Given text:
_____
Question

Cw 11.1 11.4 round to the tenths

Answer 1

QUESTION.1

The area of the shaded region equals area of the bigger rectangle minus area of the smaller rectangle.

By equation, area of a rectangle $=l\times w$

This implies that the area of the bigger rectangle $=236\times105$

$=24780ft^2$

Also,the area of the smaller rectangle$68\times42$

$=2856 ft^2$

Hence,area of the shaded region$=24780-2856=21924ft^2$  

QUESTION.2

The polygon is a trapezium.

The area of a trapezium is given as;

$\frac{1}{2}\times(a+b)\times h$

where a and b denote the the two parallel sides and h denotes the height

From the question $a=40, b=48, h=36$

 By substitution,the area of the trapezium

$=\frac{1}{2}\times(40+48)\times36=\frac{1}{2}\times88\times36=1584 sq.units$

QUESTION 3

The polygon is a trapezium.

The area of a trapezium is given as;

$\frac{1}{2}\times(a+b)\times h$

where a and b denote the the two parallel sides and h denotes the height

From the question $a=6, b=20, h=8$

 By substitution,the area of the trapezium

$=\frac{1}{2}\times(6+20)\times8=\frac{1}{2}\times26\times8=104 sq.units$

QUESTION 4

The polygon is a parallelogram.

The area of a parallelogram is given as;

$A=b\times h$

where b denotes of the length of any base and h denotes the height

From the question b=14 and h=9

By substitution,the area of the  parallelogram

$A=14\times9=126sq.units$

QUESTION 5

The polygon is a rhombus.
_____
Data entries:
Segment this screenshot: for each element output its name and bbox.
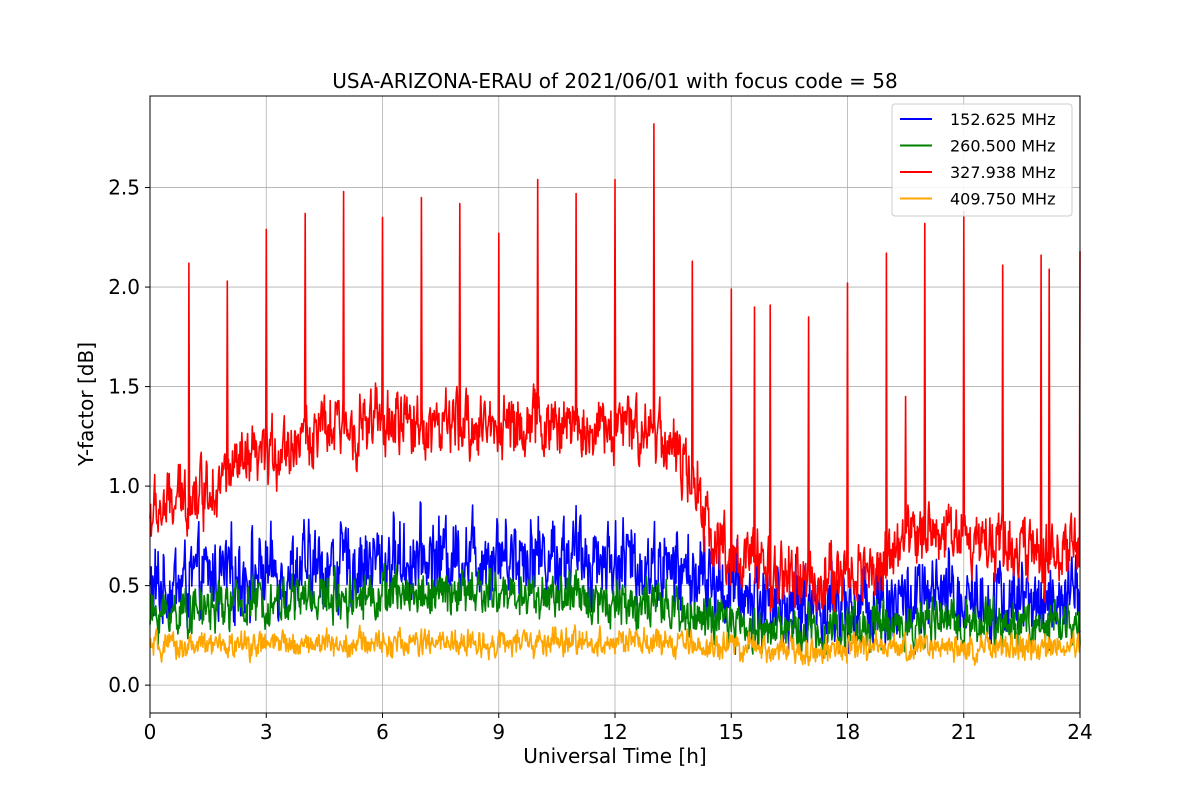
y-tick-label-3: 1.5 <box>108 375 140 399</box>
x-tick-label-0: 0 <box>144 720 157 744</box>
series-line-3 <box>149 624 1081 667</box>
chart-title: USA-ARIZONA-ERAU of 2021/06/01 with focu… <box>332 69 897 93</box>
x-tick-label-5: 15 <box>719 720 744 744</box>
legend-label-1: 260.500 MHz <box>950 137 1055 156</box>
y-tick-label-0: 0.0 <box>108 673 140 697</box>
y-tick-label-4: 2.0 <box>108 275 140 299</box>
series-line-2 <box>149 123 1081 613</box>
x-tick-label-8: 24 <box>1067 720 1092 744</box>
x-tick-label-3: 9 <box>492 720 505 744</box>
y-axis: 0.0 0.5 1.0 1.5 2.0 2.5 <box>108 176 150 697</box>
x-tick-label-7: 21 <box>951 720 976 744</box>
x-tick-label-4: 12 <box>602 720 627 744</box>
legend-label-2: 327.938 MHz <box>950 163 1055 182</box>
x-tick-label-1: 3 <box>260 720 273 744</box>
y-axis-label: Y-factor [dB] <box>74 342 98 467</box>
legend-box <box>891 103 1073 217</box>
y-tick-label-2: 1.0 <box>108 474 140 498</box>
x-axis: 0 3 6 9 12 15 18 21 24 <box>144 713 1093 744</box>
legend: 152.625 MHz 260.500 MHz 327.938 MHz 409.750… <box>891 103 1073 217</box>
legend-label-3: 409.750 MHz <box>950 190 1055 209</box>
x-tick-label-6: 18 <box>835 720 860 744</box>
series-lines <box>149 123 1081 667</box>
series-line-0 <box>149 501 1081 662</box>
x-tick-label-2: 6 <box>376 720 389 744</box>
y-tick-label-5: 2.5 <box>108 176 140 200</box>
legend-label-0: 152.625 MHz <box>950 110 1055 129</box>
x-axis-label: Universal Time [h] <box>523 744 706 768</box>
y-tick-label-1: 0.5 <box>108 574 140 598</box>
_____
What is asked:
(a) From the worked area answers, write out the passage that begins at the words that have "From the question $a=6, b=20, h=8$" and stops after "is a parallelogram.".
(b) In the worked area answers, what is the area of the smaller rectangle in the first question?
(c) Do these statements agree with the worked area answers? Answer yes or no for each, and quote the deciding words. (i) The polygon in Question 2 is a trapezium. (ii) The parallelogram in Question 4 has a base of 9. (iii) The polygon in Question 5 is a rhombus.

Answers in order:
(a)
From the question $a=6, b=20, h=8$

 By substitution,the area of the trapezium

$=\frac{1}{2}\times(6+20)\times8=\frac{1}{2}\times26\times8=104 sq.units$

QUESTION 4

The polygon is a parallelogram.

(b) 2856 square feet.

(c)
(i) Yes: "The polygon is a trapezium."
(ii) No: "From the question b=14 and h=9"
(iii) Yes: "The polygon is a rhombus."